**REQUIREMENTS:** Quote the data below in full, please, without altering anything.

**SUPPLIED DATA:**
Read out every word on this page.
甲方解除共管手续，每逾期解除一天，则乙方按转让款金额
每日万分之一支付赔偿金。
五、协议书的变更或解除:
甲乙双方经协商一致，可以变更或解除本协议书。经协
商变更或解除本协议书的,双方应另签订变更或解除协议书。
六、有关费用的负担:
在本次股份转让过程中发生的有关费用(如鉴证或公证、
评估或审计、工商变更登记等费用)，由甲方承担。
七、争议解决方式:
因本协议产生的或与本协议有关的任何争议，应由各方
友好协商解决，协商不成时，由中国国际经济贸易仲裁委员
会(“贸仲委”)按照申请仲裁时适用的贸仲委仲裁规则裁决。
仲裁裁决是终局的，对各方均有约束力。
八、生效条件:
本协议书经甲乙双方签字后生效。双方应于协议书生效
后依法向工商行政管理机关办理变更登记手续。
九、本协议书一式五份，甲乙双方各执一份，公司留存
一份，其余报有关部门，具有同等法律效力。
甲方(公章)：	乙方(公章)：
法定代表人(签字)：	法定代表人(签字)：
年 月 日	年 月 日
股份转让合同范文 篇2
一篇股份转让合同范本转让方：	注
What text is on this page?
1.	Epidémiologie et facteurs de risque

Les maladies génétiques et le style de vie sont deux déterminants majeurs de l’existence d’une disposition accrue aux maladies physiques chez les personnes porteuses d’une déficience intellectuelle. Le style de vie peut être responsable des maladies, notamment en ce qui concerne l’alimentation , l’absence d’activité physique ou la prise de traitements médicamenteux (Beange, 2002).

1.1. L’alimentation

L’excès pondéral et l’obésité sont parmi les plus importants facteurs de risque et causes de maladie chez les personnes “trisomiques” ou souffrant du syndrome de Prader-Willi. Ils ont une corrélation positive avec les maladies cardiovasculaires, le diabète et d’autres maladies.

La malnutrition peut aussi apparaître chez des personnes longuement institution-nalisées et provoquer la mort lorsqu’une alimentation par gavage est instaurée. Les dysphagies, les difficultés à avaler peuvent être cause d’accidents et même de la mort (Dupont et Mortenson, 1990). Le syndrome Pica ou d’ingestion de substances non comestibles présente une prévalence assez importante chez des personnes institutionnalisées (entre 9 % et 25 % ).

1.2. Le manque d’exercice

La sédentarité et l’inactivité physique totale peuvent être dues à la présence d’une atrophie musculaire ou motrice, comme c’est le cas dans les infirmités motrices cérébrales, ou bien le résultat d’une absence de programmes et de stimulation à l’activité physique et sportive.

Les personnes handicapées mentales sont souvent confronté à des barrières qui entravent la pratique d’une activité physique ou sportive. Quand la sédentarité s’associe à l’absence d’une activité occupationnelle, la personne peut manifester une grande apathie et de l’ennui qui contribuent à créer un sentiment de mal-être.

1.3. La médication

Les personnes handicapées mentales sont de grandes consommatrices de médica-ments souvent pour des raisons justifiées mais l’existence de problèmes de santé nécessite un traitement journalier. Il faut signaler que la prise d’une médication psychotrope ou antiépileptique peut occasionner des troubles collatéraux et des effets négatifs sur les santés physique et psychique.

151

**THE RESPONSE:**
Read out every word on this page.
甲方解除共管手续，每逾期解除一天，则乙方按转让款金额
每日万分之一支付赔偿金。
五、协议书的变更或解除:
甲乙双方经协商一致，可以变更或解除本协议书。经协
商变更或解除本协议书的,双方应另签订变更或解除协议书。
六、有关费用的负担:
在本次股份转让过程中发生的有关费用(如鉴证或公证、
评估或审计、工商变更登记等费用)，由甲方承担。
七、争议解决方式:
因本协议产生的或与本协议有关的任何争议，应由各方
友好协商解决，协商不成时，由中国国际经济贸易仲裁委员
会(“贸仲委”)按照申请仲裁时适用的贸仲委仲裁规则裁决。
仲裁裁决是终局的，对各方均有约束力。
八、生效条件:
本协议书经甲乙双方签字后生效。双方应于协议书生效
后依法向工商行政管理机关办理变更登记手续。
九、本协议书一式五份，甲乙双方各执一份，公司留存
一份，其余报有关部门，具有同等法律效力。
甲方(公章)：	乙方(公章)：
法定代表人(签字)：	法定代表人(签字)：
年 月 日	年 月 日
股份转让合同范文 篇2
一篇股份转让合同范本转让方：	注
What text is on this page?
1.	Epidémiologie et facteurs de risque

Les maladies génétiques et le style de vie sont deux déterminants majeurs de l’existence d’une disposition accrue aux maladies physiques chez les personnes porteuses d’une déficience intellectuelle. Le style de vie peut être responsable des maladies, notamment en ce qui concerne l’alimentation , l’absence d’activité physique ou la prise de traitements médicamenteux (Beange, 2002).

1.1. L’alimentation

L’excès pondéral et l’obésité sont parmi les plus importants facteurs de risque et causes de maladie chez les personnes “trisomiques” ou souffrant du syndrome de Prader-Willi. Ils ont une corrélation positive avec les maladies cardiovasculaires, le diabète et d’autres maladies.

La malnutrition peut aussi apparaître chez des personnes longuement institution-nalisées et provoquer la mort lorsqu’une alimentation par gavage est instaurée. Les dysphagies, les difficultés à avaler peuvent être cause d’accidents et même de la mort (Dupont et Mortenson, 1990). Le syndrome Pica ou d’ingestion de substances non comestibles présente une prévalence assez importante chez des personnes institutionnalisées (entre 9 % et 25 % ).

1.2. Le manque d’exercice

La sédentarité et l’inactivité physique totale peuvent être dues à la présence d’une atrophie musculaire ou motrice, comme c’est le cas dans les infirmités motrices cérébrales, ou bien le résultat d’une absence de programmes et de stimulation à l’activité physique et sportive.

Les personnes handicapées mentales sont souvent confronté à des barrières qui entravent la pratique d’une activité physique ou sportive. Quand la sédentarité s’associe à l’absence d’une activité occupationnelle, la personne peut manifester une grande apathie et de l’ennui qui contribuent à créer un sentiment de mal-être.

1.3. La médication

Les personnes handicapées mentales sont de grandes consommatrices de médica-ments souvent pour des raisons justifiées mais l’existence de problèmes de santé nécessite un traitement journalier. Il faut signaler que la prise d’une médication psychotrope ou antiépileptique peut occasionner des troubles collatéraux et des effets négatifs sur les santés physique et psychique.

151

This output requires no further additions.